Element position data
::::::::

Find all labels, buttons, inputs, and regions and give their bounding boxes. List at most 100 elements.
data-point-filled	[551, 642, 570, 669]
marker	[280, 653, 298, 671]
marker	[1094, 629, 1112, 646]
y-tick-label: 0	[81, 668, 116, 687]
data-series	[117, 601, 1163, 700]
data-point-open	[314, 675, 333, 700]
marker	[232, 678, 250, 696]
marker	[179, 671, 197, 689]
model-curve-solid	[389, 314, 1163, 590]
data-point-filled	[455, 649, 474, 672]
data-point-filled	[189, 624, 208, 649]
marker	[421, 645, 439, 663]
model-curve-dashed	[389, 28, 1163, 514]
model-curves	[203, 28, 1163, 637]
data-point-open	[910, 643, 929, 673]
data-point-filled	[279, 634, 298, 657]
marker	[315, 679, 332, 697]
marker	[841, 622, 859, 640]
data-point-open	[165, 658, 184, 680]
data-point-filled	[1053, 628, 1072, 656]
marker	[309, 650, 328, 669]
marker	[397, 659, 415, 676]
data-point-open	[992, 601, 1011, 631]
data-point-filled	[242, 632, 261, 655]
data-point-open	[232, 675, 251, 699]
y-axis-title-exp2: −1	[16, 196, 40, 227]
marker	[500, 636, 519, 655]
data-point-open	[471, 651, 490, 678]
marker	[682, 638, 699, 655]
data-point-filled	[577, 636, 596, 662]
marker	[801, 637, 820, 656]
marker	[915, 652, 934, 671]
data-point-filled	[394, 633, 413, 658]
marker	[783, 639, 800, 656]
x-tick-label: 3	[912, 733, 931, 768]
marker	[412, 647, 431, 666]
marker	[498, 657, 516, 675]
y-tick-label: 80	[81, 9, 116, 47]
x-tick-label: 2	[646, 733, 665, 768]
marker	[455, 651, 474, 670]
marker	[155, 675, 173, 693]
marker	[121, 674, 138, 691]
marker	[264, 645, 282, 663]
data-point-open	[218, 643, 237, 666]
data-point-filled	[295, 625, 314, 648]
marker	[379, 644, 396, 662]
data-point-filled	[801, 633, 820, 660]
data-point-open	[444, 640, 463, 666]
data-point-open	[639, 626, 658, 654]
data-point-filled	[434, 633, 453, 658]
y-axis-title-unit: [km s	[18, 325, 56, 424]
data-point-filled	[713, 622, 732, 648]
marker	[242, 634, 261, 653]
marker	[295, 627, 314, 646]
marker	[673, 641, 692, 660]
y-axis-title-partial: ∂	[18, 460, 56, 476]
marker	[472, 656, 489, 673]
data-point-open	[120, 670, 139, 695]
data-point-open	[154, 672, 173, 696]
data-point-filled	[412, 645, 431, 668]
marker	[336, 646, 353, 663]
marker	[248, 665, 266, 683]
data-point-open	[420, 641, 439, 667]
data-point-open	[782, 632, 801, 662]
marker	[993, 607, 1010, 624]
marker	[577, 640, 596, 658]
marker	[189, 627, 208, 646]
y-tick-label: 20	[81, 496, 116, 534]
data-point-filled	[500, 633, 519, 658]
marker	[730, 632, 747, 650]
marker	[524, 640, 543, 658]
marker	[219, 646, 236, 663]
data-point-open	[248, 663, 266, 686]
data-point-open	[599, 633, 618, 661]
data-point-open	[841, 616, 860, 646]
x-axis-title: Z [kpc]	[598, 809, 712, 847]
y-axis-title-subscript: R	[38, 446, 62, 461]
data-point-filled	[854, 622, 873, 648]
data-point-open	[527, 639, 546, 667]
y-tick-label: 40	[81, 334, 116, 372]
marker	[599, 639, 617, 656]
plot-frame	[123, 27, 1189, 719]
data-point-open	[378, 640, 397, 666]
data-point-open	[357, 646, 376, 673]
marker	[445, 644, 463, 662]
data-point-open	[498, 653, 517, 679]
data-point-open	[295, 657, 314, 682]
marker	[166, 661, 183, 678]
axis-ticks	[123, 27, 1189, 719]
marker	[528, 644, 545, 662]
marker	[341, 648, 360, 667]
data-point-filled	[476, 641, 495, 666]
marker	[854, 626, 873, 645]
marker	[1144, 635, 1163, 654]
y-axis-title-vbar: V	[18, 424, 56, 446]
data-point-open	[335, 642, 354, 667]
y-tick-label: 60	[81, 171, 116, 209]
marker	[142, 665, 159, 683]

::::::::

Aim of the exercise:
Render the lines above as a JSON list of strings, one string per line, skipping any blank lines.

Final result:
[
  "Find all labels, buttons, inputs, and regions and give their bounding boxes. List at most 100 elements.",
  "data-point-filled\t[551, 642, 570, 669]",
  "marker\t[280, 653, 298, 671]",
  "marker\t[1094, 629, 1112, 646]",
  "y-tick-label: 0\t[81, 668, 116, 687]",
  "data-series\t[117, 601, 1163, 700]",
  "data-point-open\t[314, 675, 333, 700]",
  "marker\t[232, 678, 250, 696]",
  "marker\t[179, 671, 197, 689]",
  "model-curve-solid\t[389, 314, 1163, 590]",
  "data-point-filled\t[455, 649, 474, 672]",
  "data-point-filled\t[189, 624, 208, 649]",
  "marker\t[421, 645, 439, 663]",
  "model-curve-dashed\t[389, 28, 1163, 514]",
  "model-curves\t[203, 28, 1163, 637]",
  "data-point-open\t[910, 643, 929, 673]",
  "data-point-filled\t[279, 634, 298, 657]",
  "marker\t[315, 679, 332, 697]",
  "marker\t[841, 622, 859, 640]",
  "data-point-open\t[165, 658, 184, 680]",
  "data-point-filled\t[1053, 628, 1072, 656]",
  "marker\t[309, 650, 328, 669]",
  "marker\t[397, 659, 415, 676]",
  "data-point-open\t[992, 601, 1011, 631]",
  "data-point-filled\t[242, 632, 261, 655]",
  "data-point-open\t[232, 675, 251, 699]",
  "y-axis-title-exp2: −1\t[16, 196, 40, 227]",
  "marker\t[500, 636, 519, 655]",
  "data-point-open\t[471, 651, 490, 678]",
  "marker\t[682, 638, 699, 655]",
  "data-point-filled\t[577, 636, 596, 662]",
  "marker\t[801, 637, 820, 656]",
  "marker\t[915, 652, 934, 671]",
  "data-point-filled\t[394, 633, 413, 658]",
  "marker\t[783, 639, 800, 656]",
  "x-tick-label: 3\t[912, 733, 931, 768]",
  "marker\t[412, 647, 431, 666]",
  "marker\t[498, 657, 516, 675]",
  "y-tick-label: 80\t[81, 9, 116, 47]",
  "x-tick-label: 2\t[646, 733, 665, 768]",
  "marker\t[455, 651, 474, 670]",
  "marker\t[155, 675, 173, 693]",
  "marker\t[121, 674, 138, 691]",
  "marker\t[264, 645, 282, 663]",
  "data-point-open\t[218, 643, 237, 666]",
  "data-point-filled\t[295, 625, 314, 648]",
  "marker\t[379, 644, 396, 662]",
  "data-point-filled\t[801, 633, 820, 660]",
  "data-point-open\t[444, 640, 463, 666]",
  "data-point-open\t[639, 626, 658, 654]",
  "data-point-filled\t[434, 633, 453, 658]",
  "y-axis-title-unit: [km s\t[18, 325, 56, 424]",
  "data-point-filled\t[713, 622, 732, 648]",
  "marker\t[242, 634, 261, 653]",
  "marker\t[295, 627, 314, 646]",
  "marker\t[673, 641, 692, 660]",
  "y-axis-title-partial: ∂\t[18, 460, 56, 476]",
  "marker\t[472, 656, 489, 673]",
  "data-point-open\t[120, 670, 139, 695]",
  "data-point-open\t[154, 672, 173, 696]",
  "data-point-filled\t[412, 645, 431, 668]",
  "marker\t[336, 646, 353, 663]",
  "marker\t[248, 665, 266, 683]",
  "data-point-open\t[420, 641, 439, 667]",
  "data-point-open\t[782, 632, 801, 662]",
  "marker\t[993, 607, 1010, 624]",
  "marker\t[577, 640, 596, 658]",
  "marker\t[189, 627, 208, 646]",
  "y-tick-label: 20\t[81, 496, 116, 534]",
  "data-point-filled\t[500, 633, 519, 658]",
  "marker\t[730, 632, 747, 650]",
  "marker\t[524, 640, 543, 658]",
  "marker\t[219, 646, 236, 663]",
  "data-point-open\t[248, 663, 266, 686]",
  "data-point-open\t[599, 633, 618, 661]",
  "data-point-open\t[841, 616, 860, 646]",
  "x-axis-title: Z [kpc]\t[598, 809, 712, 847]",
  "y-axis-title-subscript: R\t[38, 446, 62, 461]",
  "data-point-filled\t[854, 622, 873, 648]",
  "data-point-open\t[527, 639, 546, 667]",
  "y-tick-label: 40\t[81, 334, 116, 372]",
  "marker\t[599, 639, 617, 656]",
  "plot-frame\t[123, 27, 1189, 719]",
  "data-point-open\t[378, 640, 397, 666]",
  "data-point-open\t[357, 646, 376, 673]",
  "marker\t[445, 644, 463, 662]",
  "data-point-open\t[498, 653, 517, 679]",
  "data-point-open\t[295, 657, 314, 682]",
  "marker\t[166, 661, 183, 678]",
  "axis-ticks\t[123, 27, 1189, 719]",
  "marker\t[528, 644, 545, 662]",
  "marker\t[341, 648, 360, 667]",
  "data-point-filled\t[476, 641, 495, 666]",
  "marker\t[854, 626, 873, 645]",
  "marker\t[1144, 635, 1163, 654]",
  "y-axis-title-vbar: V\t[18, 424, 56, 446]",
  "data-point-open\t[335, 642, 354, 667]",
  "y-tick-label: 60\t[81, 171, 116, 209]",
  "marker\t[142, 665, 159, 683]"
]